● **Extract to read**:
____________________
Friday, March 22, 2013

Agricultural Advocacy Conference Press Release

"Cultivating the capacity to innovate and communicate through agricultural advocacy."

 Farmers Fight Agriculture Advocacy Conference Welcomes Distinguished Guests to Texas A&M Campus

COLLEGE STATION, TEXAS―Over 300 Texas A&M University students welcomed keynote speakers to the College Station campus for the Farmers Fight Agricultural Advocacy Conference March 20. Todd Staples ‘84, Texas Agriculture Commissioner, Forrest Roberts ‘92, Chief Executive Officer of the National Cattlemen’s Beef Association and Don Heller ’83, Partner in Ag Crop Insurance Agency, returned to their alma mater to charge young agricultural advocates to keep the industry alive and thriving.
The group was welcomed by the College of Agriculture and Life Science’s Associate Dean for Student Development, Chris Skaggs, Ph.D., who encouraged Farmers Fight members to make a difference in the world of agriculture.
Commissioner Staples discussed the vitality of agriculture to Texas and entire nation, while also encouraging advocates to be mindful of the consumers’ wants and needs.
“The consumer is king,” Commissioner Staples said. “If we lose sight of that, we are out of business.”
Commissioner Staples also pointed out other challenges faced by farmers and ranchers, including weather and politics. He went on to emphasize the importance of leadership and responsibility when advocating for agriculture.
“We have to be accountable for our own actions,” Commissioner Staples said. “You have the opportunity to be advocates for agriculture every day. We have to be a voice and fight for what we believe in.”
Roberts touched on a number of factors influencing the past, present and future of agricultural advocacy. He emphasized the importance of gaining trust and engaging in dialogue in order to bring out the transparency consumers demand in agriculture.
“We have to use a method or application that is not talking at, but talking with,” Roberts said. “Do everything you can with everything you have and learn from it.”
Heller informed the body about the basics of crop insurance and how he became involved in that sector of agriculture. He referred to food and crop production as an issue of national security and asked that advocates recognize the necessity of compromise in all of their pursuits.
“If we fail to educate and have discussion … if we fail to advocate … if voters and consumers listen to the wrong voices, then we fail in our effort to produce and feed the world,” Heller said. “You have a calling and I cannot think of a profession that does a better job of serving than feeding your neighbor.”
The conference concluded with Yell Practice led by Hunter Cook ‘14 and Ryan Crawford ‘14, Fightin’ Texas Aggie Yell Leaders.
Kasey Kram ’15 and Heston Heller ’15, Farmers Fight Lead Advocates responsible for planning the conference were excited to see a successful outcome of the event they began preparing for in August.
“The Farmers Fight Conference is important because behind every movement in history is a solid knowledge base,” Kram said. “I believe that this conference educates our advocates to be better prepared to go out and speak about the positive benefits of agriculture.”
They are looking forward to future Farmers Fight events.
“With the average American nearly four generations removed from agriculture, it is important to inform people just where their food comes from,” Heston Heller said. “I am extremely excited that we have the opportunity to do just that on this campus with Farmers Fight.”
____________________
Source data:
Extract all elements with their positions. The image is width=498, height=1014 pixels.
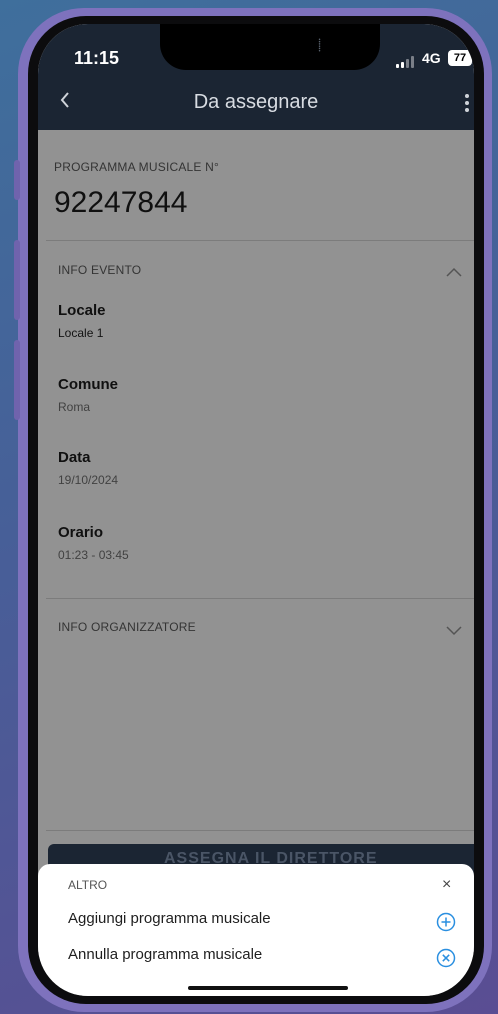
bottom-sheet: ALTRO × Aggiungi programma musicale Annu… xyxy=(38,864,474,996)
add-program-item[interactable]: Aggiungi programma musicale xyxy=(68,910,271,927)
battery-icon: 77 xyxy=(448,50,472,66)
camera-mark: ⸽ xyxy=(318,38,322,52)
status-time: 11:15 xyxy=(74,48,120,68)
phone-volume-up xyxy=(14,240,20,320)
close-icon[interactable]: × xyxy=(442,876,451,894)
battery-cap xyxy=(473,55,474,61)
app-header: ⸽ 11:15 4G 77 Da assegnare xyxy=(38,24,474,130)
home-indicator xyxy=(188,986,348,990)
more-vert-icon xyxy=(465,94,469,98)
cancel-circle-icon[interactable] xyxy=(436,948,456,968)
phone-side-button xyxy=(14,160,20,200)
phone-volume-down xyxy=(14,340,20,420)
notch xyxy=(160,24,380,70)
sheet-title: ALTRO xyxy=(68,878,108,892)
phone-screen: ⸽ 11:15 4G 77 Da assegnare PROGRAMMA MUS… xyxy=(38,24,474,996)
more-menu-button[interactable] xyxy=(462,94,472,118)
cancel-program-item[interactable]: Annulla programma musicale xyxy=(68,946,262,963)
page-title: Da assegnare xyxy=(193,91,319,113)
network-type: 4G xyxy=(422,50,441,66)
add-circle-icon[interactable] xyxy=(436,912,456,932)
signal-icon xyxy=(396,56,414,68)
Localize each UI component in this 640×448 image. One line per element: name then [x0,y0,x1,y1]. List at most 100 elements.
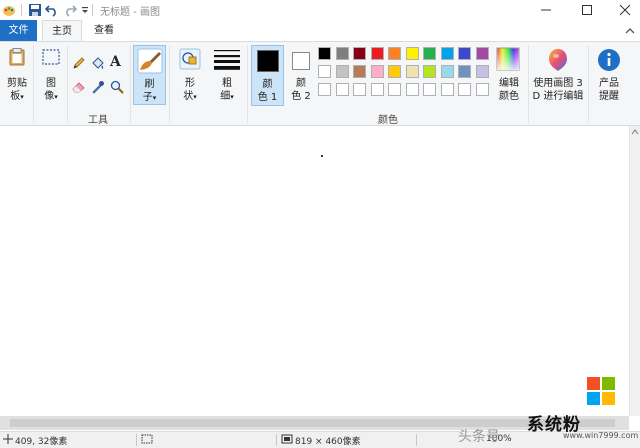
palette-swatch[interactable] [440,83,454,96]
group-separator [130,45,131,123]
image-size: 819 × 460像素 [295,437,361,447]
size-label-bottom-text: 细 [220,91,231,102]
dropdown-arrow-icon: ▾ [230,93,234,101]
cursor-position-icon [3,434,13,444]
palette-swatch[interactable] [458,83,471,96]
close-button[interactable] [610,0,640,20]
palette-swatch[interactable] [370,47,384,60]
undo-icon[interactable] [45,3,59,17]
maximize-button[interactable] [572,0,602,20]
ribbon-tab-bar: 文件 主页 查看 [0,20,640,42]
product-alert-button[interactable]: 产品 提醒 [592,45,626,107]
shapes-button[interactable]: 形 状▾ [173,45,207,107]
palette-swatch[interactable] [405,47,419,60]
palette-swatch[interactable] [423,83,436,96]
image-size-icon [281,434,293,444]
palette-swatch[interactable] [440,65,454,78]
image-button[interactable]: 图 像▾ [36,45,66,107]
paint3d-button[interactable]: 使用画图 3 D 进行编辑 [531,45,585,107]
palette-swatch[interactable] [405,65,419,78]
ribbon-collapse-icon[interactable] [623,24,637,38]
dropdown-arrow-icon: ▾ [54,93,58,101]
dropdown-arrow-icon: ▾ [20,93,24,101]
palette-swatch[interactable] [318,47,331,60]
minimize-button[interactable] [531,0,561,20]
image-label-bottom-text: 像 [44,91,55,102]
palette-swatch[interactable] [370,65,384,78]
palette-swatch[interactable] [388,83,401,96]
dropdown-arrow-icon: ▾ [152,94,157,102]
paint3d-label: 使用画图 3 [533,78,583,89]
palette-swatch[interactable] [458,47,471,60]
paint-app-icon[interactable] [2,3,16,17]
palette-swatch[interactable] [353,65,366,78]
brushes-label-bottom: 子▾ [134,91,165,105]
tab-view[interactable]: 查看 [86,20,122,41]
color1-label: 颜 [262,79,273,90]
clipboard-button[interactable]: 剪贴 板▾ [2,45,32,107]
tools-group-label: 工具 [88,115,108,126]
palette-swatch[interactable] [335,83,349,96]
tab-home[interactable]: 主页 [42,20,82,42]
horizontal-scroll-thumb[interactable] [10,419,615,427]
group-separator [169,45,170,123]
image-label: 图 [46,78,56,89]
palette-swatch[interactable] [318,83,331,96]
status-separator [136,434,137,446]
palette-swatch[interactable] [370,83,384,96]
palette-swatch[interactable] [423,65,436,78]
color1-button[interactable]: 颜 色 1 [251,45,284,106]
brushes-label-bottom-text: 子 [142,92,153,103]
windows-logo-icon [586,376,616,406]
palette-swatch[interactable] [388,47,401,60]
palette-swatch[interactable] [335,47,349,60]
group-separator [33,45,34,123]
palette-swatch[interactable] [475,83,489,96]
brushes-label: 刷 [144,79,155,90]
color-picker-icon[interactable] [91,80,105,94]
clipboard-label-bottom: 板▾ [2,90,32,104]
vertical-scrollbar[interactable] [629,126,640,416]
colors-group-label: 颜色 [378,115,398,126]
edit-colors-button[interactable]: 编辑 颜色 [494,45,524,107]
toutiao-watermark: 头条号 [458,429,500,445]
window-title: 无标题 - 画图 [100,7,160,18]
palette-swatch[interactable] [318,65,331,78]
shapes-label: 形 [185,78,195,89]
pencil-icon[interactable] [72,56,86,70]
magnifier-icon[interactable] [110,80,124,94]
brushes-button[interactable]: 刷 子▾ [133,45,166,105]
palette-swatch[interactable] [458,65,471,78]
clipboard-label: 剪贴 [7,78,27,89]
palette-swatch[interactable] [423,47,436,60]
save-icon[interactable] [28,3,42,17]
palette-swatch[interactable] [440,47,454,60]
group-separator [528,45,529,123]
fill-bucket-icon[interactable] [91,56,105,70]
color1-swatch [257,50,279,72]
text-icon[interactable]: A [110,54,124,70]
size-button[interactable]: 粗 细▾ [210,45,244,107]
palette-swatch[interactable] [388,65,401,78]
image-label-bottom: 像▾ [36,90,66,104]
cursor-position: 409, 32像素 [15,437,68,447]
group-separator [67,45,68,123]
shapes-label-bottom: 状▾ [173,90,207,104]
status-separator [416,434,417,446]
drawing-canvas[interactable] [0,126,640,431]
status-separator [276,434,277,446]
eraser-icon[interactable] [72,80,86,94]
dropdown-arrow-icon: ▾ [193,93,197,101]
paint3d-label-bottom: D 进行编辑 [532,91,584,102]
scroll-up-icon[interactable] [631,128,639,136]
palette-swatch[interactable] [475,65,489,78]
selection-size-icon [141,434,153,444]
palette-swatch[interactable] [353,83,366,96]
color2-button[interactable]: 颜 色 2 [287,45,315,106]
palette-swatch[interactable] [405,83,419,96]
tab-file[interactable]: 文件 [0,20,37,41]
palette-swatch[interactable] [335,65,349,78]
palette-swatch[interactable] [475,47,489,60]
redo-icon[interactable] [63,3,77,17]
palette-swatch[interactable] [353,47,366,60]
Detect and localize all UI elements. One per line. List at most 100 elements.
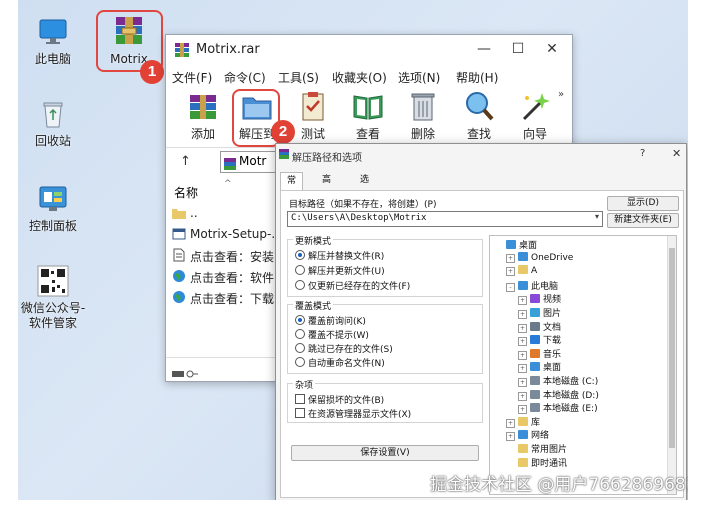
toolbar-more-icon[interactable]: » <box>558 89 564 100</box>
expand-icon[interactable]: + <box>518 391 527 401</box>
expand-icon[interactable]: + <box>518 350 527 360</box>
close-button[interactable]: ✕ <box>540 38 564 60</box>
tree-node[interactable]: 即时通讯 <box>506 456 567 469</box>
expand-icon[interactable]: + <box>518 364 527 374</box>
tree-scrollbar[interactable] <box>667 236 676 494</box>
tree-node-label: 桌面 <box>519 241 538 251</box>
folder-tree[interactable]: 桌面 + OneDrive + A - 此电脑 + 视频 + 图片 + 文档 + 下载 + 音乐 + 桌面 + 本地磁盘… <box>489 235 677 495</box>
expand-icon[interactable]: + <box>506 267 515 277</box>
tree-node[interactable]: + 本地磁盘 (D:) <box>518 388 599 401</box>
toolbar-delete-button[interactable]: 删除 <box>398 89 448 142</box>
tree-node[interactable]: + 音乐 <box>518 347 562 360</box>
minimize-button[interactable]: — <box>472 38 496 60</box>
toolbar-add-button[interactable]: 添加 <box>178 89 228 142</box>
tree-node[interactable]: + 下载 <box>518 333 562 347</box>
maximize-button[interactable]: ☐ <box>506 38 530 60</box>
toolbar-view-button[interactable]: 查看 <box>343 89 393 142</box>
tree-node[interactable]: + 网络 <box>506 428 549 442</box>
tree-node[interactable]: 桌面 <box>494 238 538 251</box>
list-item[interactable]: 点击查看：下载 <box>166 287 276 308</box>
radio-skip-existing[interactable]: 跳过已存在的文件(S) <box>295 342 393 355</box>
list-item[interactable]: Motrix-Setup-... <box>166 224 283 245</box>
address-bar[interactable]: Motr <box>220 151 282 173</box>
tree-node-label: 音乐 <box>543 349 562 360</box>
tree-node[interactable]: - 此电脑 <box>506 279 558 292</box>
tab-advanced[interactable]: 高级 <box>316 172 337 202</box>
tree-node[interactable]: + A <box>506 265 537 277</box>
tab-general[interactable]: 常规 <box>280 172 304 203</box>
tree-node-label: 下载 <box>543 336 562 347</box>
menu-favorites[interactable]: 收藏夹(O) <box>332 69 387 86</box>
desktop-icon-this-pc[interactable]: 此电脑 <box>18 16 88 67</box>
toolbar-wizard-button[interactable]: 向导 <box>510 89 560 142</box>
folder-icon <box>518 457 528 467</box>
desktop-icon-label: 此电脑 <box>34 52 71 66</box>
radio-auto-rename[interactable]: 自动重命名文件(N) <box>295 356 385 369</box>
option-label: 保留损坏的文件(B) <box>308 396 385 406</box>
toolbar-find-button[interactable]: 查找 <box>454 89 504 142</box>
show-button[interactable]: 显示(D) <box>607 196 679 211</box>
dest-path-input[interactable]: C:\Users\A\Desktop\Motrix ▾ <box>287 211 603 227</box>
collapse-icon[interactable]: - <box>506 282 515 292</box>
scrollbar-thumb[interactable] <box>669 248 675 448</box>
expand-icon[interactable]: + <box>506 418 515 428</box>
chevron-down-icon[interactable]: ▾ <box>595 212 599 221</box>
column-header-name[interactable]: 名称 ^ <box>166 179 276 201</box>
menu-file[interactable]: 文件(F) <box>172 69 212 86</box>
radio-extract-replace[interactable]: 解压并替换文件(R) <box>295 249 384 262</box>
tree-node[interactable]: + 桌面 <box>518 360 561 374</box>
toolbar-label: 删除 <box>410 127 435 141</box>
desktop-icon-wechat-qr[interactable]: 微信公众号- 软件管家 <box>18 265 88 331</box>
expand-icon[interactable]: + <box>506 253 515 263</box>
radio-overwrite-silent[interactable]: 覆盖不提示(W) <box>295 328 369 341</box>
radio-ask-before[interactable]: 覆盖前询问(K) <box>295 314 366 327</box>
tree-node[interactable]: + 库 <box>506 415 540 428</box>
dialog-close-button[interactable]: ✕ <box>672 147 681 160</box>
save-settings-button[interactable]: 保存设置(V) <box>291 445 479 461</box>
____________________
● **Problem 1**:
In the press release about the agricultural advocacy conference, who led the Yell Practice that concluded the event?
● **Problem 2**:
Duplicate lines from the listing, starting at the line that contains "palette-swatch[interactable] [440,83,454,96]" and stopping after the line that contains "ribbon-tab-bar: 文件 主页 查看 [0,20,640,42]".

● **Answer 1**:
Hunter Cook ‘14 and Ryan Crawford ‘14, Fightin’ Texas Aggie Yell Leaders.

● **Answer 2**:
palette-swatch[interactable] [440,83,454,96]
group-separator [130,45,131,123]
image-size: 819 × 460像素 [295,437,361,447]
size-label-bottom-text: 细 [220,91,231,102]
dropdown-arrow-icon: ▾ [230,93,234,101]
cursor-position-icon [3,434,13,444]
palette-swatch[interactable] [458,83,471,96]
close-button[interactable] [610,0,640,20]
palette-swatch[interactable] [370,47,384,60]
undo-icon[interactable] [45,3,59,17]
maximize-button[interactable] [572,0,602,20]
ribbon-tab-bar: 文件 主页 查看 [0,20,640,42]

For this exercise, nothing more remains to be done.